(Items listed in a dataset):
>> start

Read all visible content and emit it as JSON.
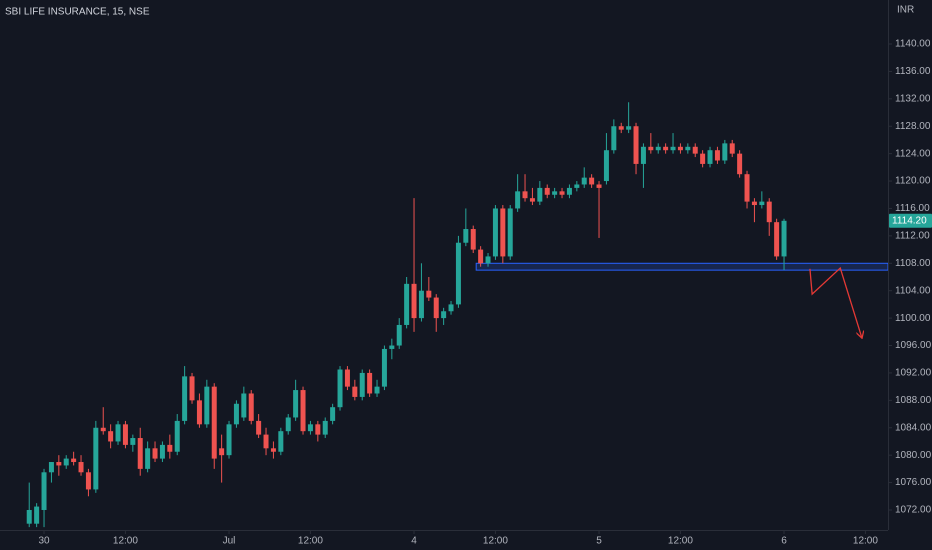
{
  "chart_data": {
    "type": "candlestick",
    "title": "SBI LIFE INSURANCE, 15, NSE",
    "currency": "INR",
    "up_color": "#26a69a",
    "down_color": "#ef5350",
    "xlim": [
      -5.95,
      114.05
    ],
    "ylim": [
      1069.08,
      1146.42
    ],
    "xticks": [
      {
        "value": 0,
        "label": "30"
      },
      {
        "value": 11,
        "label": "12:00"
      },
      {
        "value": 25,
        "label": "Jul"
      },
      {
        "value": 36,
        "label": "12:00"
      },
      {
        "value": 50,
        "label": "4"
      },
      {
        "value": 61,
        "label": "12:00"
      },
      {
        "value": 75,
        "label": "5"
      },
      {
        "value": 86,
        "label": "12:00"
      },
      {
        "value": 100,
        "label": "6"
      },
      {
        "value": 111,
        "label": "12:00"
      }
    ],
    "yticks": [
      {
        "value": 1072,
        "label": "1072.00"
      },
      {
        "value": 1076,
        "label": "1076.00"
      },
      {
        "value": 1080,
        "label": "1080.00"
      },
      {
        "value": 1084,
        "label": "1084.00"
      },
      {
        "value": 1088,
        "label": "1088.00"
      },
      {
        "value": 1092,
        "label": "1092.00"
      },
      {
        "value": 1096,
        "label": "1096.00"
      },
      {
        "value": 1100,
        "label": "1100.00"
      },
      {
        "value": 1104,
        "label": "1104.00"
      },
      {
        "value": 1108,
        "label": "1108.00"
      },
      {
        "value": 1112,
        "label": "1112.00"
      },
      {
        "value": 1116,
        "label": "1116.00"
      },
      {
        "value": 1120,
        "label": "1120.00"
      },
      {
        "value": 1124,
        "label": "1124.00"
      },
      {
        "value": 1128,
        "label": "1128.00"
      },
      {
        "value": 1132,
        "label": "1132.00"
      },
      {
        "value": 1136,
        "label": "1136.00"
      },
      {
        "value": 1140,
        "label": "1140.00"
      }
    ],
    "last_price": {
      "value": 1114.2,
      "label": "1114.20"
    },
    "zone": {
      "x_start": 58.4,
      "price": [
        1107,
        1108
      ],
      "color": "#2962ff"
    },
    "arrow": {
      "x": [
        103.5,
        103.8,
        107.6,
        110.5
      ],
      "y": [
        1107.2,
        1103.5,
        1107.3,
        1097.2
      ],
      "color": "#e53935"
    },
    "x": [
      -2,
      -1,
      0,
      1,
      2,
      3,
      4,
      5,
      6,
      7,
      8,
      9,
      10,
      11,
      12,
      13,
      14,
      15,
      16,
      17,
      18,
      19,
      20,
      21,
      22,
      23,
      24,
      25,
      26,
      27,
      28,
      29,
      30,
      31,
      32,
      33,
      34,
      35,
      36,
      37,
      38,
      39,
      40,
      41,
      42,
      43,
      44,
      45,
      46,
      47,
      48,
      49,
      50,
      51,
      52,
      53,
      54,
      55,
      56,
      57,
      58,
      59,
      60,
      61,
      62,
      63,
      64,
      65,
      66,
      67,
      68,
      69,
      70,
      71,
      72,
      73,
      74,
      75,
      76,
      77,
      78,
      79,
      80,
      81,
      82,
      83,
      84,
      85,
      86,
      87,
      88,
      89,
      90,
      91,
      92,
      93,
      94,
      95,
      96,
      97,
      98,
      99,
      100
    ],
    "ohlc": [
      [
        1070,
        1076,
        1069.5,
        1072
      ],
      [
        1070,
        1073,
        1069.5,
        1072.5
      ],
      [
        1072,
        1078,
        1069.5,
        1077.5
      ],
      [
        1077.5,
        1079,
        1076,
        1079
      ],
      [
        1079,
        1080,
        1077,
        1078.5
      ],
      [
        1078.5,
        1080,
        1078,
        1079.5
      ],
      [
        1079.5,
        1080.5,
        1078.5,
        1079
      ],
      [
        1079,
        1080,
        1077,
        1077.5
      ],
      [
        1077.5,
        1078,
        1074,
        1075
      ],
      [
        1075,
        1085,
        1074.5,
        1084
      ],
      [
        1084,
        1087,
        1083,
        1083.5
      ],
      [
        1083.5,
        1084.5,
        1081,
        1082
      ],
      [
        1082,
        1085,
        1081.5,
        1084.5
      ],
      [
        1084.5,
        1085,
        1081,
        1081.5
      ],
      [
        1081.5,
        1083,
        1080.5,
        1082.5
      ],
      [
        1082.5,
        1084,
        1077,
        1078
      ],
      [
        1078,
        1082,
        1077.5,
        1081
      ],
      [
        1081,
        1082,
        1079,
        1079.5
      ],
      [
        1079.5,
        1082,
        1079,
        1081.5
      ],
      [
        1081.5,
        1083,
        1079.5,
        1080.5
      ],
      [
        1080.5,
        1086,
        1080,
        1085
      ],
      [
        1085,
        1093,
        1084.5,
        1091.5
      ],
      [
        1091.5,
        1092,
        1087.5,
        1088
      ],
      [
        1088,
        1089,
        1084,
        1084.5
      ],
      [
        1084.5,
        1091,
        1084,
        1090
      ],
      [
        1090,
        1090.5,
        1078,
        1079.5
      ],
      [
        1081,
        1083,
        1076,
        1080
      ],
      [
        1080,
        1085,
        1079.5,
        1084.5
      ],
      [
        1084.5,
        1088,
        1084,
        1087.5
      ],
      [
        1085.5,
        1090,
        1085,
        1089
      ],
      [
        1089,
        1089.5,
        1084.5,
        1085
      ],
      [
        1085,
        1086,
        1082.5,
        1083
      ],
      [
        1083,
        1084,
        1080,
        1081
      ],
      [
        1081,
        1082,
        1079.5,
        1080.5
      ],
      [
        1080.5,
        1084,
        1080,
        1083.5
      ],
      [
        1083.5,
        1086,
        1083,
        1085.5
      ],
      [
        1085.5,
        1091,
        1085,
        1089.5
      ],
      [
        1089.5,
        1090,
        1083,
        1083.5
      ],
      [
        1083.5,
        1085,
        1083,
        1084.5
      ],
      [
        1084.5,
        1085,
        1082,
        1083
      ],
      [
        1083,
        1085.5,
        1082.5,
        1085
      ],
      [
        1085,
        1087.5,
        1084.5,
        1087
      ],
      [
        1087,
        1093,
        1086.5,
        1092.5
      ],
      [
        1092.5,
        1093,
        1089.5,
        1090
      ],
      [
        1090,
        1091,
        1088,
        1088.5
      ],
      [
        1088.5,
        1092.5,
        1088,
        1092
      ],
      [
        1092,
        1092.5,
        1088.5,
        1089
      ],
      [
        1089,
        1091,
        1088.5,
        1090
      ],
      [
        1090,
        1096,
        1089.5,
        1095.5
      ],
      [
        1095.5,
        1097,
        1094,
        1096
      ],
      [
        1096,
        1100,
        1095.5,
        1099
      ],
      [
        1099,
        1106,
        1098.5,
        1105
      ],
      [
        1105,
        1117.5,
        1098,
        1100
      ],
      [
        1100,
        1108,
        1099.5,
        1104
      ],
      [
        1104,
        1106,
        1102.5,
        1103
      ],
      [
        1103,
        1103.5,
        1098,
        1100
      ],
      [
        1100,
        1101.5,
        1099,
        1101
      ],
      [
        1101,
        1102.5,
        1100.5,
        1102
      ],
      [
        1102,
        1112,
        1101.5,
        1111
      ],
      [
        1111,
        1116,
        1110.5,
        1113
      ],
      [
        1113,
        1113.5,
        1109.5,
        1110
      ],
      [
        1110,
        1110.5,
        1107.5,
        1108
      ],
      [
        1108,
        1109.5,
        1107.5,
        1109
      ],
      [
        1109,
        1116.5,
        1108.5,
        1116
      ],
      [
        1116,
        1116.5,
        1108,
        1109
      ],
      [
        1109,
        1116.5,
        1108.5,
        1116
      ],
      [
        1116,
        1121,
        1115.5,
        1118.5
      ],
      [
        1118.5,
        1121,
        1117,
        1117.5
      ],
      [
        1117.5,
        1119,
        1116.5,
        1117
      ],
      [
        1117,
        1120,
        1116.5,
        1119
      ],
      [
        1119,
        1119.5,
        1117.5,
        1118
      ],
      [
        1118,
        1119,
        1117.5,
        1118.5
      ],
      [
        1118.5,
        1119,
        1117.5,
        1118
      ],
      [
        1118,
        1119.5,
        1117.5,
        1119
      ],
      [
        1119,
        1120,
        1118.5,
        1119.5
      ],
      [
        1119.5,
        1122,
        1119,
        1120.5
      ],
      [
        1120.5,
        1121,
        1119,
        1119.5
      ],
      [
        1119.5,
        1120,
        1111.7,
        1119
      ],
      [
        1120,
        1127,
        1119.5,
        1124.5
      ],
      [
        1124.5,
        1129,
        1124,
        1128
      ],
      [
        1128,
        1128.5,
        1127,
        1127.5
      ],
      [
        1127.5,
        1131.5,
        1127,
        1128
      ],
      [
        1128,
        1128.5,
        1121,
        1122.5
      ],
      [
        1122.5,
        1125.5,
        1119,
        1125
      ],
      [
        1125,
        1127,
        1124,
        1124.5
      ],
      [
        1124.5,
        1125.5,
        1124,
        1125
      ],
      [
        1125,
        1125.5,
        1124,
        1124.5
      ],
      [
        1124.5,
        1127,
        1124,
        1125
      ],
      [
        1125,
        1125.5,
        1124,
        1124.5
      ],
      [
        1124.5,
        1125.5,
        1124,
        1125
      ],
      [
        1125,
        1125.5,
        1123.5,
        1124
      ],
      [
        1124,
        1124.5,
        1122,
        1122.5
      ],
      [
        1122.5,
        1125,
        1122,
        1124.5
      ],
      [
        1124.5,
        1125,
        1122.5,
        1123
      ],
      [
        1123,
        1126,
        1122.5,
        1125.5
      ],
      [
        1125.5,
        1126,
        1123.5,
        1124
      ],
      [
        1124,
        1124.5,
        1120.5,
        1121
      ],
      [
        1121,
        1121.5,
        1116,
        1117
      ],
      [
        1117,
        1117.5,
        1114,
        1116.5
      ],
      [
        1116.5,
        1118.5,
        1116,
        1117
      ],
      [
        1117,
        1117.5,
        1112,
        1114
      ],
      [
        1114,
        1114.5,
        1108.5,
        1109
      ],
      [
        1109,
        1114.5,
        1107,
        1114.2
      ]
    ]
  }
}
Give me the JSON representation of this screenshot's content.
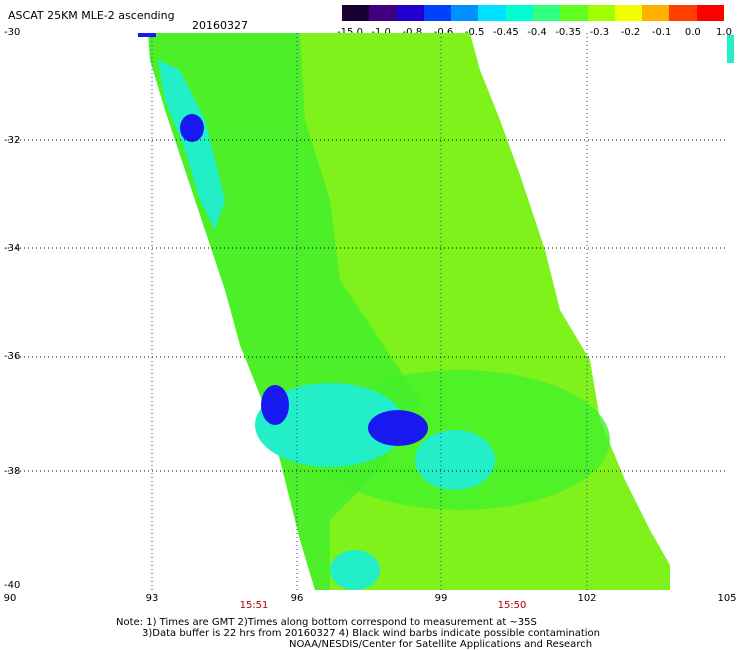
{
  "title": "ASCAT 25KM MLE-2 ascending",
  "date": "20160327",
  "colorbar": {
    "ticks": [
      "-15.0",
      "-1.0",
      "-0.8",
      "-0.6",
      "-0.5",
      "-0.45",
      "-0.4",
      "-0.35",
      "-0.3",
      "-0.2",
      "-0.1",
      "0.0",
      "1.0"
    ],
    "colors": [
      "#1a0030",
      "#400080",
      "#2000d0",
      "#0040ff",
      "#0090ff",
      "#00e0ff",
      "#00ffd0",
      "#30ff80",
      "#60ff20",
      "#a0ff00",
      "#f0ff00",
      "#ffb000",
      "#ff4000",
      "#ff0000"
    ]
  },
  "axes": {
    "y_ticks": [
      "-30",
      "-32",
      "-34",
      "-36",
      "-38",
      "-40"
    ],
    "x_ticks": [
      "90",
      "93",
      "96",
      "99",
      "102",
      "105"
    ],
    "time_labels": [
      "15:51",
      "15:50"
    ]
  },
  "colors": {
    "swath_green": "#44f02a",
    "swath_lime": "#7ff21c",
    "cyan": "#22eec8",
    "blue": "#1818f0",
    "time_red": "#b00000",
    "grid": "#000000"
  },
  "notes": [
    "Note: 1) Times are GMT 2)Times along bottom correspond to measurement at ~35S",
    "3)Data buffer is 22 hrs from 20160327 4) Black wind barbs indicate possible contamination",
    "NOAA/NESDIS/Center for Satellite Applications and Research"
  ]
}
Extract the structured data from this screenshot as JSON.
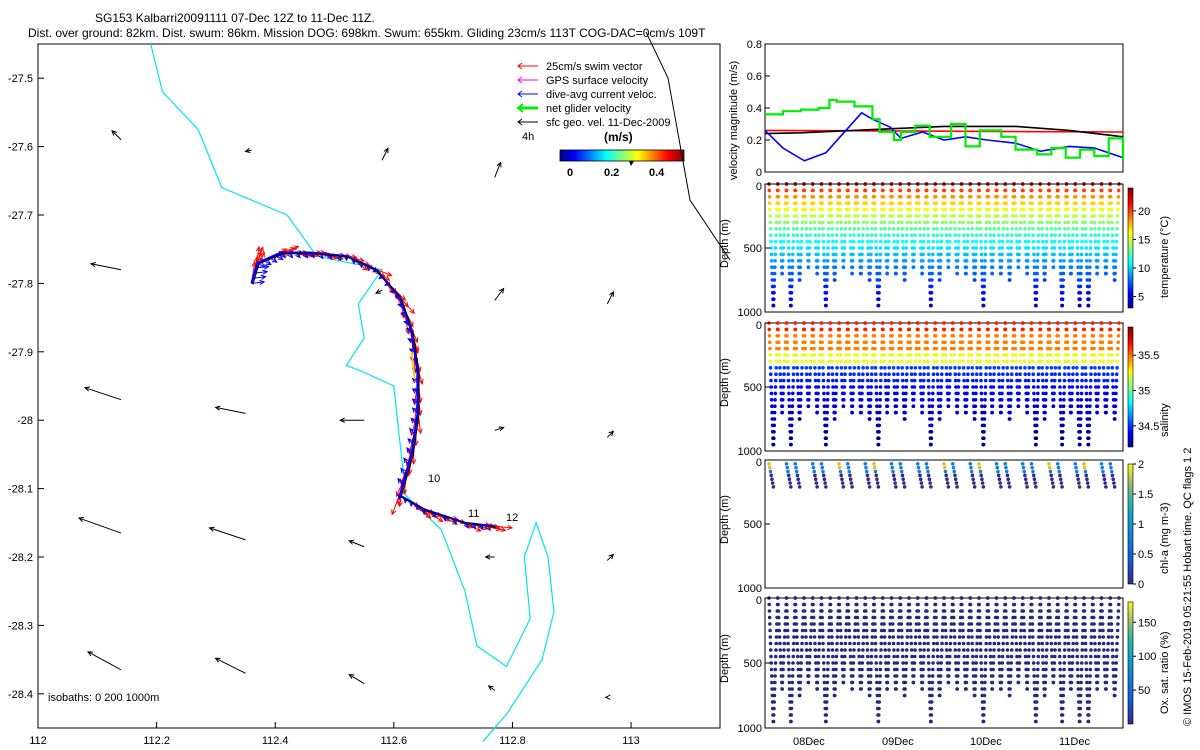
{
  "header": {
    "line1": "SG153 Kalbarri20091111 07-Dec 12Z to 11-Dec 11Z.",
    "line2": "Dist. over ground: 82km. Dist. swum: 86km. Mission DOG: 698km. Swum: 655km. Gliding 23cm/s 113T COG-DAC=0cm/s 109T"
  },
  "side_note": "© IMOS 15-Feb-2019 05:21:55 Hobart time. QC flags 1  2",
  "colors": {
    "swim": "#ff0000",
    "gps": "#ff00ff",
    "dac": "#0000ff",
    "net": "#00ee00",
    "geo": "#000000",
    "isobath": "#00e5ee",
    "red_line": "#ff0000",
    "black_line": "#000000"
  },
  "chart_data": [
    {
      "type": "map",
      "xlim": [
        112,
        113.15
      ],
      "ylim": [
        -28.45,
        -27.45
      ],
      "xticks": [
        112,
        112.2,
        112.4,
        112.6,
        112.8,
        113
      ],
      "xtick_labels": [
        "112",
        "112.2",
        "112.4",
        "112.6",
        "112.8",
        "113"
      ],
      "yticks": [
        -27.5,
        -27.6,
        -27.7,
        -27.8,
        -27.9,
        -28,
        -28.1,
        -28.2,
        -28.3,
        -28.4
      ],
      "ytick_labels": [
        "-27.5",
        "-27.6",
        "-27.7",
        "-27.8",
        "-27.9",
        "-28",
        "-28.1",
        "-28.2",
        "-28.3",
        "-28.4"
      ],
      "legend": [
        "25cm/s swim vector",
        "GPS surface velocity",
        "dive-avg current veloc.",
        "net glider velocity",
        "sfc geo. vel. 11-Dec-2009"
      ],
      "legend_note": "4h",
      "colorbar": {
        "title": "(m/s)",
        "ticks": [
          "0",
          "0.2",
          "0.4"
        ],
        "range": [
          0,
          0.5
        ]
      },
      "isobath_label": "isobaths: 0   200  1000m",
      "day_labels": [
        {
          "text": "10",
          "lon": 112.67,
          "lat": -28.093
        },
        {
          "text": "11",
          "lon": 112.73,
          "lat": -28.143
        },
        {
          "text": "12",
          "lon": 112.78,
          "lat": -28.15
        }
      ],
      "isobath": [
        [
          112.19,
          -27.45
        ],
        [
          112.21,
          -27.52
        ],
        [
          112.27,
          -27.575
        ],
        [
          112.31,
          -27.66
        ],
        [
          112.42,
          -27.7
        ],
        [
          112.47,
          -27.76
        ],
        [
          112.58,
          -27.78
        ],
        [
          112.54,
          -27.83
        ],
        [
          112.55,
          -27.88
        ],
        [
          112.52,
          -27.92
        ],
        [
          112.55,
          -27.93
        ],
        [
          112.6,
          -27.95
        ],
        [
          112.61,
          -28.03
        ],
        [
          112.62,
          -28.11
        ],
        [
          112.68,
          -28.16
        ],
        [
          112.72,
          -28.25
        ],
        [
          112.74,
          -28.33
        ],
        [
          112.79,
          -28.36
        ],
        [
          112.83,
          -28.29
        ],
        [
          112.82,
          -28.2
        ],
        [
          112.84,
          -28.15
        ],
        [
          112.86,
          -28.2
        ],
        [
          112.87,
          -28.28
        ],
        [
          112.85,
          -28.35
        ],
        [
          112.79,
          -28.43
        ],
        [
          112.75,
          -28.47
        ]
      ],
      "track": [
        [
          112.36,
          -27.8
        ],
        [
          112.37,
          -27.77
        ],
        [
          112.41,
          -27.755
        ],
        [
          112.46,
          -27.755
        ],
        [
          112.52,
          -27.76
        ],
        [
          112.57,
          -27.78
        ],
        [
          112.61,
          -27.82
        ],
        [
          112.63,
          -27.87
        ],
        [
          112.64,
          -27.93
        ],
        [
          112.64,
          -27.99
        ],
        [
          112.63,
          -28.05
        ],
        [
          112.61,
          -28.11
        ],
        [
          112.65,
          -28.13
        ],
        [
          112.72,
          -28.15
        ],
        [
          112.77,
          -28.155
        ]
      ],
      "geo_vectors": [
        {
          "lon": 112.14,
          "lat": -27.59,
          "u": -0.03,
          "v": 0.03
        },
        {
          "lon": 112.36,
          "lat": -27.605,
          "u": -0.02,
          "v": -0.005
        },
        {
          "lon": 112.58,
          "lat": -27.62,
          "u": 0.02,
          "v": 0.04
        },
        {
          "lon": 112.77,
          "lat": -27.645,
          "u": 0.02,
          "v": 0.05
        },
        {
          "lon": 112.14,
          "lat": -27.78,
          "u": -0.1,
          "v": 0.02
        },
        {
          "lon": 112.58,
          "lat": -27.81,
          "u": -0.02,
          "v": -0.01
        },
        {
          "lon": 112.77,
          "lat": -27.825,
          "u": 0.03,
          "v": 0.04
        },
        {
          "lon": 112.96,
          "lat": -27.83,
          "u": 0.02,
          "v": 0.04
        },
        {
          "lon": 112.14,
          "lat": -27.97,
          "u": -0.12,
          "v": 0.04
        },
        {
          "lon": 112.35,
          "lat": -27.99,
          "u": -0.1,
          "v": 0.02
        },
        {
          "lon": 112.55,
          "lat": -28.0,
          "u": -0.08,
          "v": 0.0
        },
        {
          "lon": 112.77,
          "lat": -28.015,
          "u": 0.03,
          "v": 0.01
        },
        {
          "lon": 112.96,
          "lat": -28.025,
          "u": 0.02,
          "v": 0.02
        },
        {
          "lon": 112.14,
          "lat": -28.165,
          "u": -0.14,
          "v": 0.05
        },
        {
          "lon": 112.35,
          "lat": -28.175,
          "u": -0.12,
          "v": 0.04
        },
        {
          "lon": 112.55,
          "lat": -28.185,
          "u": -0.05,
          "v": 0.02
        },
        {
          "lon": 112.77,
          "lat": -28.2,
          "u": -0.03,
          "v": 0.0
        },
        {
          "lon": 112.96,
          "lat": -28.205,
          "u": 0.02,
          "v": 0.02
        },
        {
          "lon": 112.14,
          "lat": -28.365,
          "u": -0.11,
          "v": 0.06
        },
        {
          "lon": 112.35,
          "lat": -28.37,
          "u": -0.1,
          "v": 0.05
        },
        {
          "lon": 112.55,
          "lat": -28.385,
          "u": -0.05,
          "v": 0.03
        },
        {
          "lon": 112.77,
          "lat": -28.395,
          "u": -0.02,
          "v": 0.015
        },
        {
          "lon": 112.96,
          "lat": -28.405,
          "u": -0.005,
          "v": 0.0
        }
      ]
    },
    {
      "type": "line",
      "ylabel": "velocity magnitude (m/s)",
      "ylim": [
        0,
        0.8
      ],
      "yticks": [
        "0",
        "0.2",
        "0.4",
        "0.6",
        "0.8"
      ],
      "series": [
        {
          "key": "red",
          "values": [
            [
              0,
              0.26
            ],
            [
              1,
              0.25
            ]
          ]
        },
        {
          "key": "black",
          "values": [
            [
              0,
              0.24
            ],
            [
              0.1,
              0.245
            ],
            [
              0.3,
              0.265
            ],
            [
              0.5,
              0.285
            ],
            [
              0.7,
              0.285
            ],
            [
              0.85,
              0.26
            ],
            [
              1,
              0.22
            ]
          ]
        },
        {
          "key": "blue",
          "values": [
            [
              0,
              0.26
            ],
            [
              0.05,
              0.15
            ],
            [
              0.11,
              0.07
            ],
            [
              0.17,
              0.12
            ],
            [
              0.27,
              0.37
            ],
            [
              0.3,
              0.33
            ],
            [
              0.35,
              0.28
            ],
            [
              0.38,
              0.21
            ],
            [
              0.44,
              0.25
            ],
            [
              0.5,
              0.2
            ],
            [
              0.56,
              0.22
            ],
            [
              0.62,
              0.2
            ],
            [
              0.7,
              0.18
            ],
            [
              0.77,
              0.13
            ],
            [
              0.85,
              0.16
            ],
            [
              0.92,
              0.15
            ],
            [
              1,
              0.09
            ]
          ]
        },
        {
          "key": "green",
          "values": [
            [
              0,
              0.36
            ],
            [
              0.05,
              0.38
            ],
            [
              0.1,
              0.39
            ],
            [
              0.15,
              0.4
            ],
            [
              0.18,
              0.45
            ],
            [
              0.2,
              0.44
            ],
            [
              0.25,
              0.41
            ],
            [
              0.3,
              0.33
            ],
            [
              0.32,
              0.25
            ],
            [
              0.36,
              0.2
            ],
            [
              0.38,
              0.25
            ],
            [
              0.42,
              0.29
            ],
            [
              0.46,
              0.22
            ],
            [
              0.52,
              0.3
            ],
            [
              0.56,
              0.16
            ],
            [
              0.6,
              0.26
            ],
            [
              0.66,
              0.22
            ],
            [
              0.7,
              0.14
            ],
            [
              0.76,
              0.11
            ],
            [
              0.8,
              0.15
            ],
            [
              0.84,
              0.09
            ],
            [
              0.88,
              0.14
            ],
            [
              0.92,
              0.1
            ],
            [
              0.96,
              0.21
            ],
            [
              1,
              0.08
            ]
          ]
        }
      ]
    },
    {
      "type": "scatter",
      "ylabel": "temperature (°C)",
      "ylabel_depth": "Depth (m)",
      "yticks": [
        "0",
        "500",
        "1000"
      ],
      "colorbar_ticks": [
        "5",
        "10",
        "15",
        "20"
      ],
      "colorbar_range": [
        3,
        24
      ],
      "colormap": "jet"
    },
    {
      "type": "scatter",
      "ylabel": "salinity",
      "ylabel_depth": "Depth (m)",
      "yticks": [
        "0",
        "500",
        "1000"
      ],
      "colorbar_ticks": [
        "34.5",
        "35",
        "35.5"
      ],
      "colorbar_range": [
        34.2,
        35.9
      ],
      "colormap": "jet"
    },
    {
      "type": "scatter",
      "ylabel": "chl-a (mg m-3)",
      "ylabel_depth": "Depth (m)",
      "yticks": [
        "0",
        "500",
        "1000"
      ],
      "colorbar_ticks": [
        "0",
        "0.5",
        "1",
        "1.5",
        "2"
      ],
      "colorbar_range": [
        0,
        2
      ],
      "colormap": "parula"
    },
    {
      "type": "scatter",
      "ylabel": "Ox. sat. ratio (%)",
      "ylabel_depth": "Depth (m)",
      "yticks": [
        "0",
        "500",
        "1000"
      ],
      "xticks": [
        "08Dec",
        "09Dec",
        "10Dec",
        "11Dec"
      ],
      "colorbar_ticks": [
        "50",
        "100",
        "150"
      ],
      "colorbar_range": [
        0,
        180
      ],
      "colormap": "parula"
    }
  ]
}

>> end

(Task):
Going through the entries above, report how many lines include the string "screenshot". The number alone is the answer.

(Result for this task):
2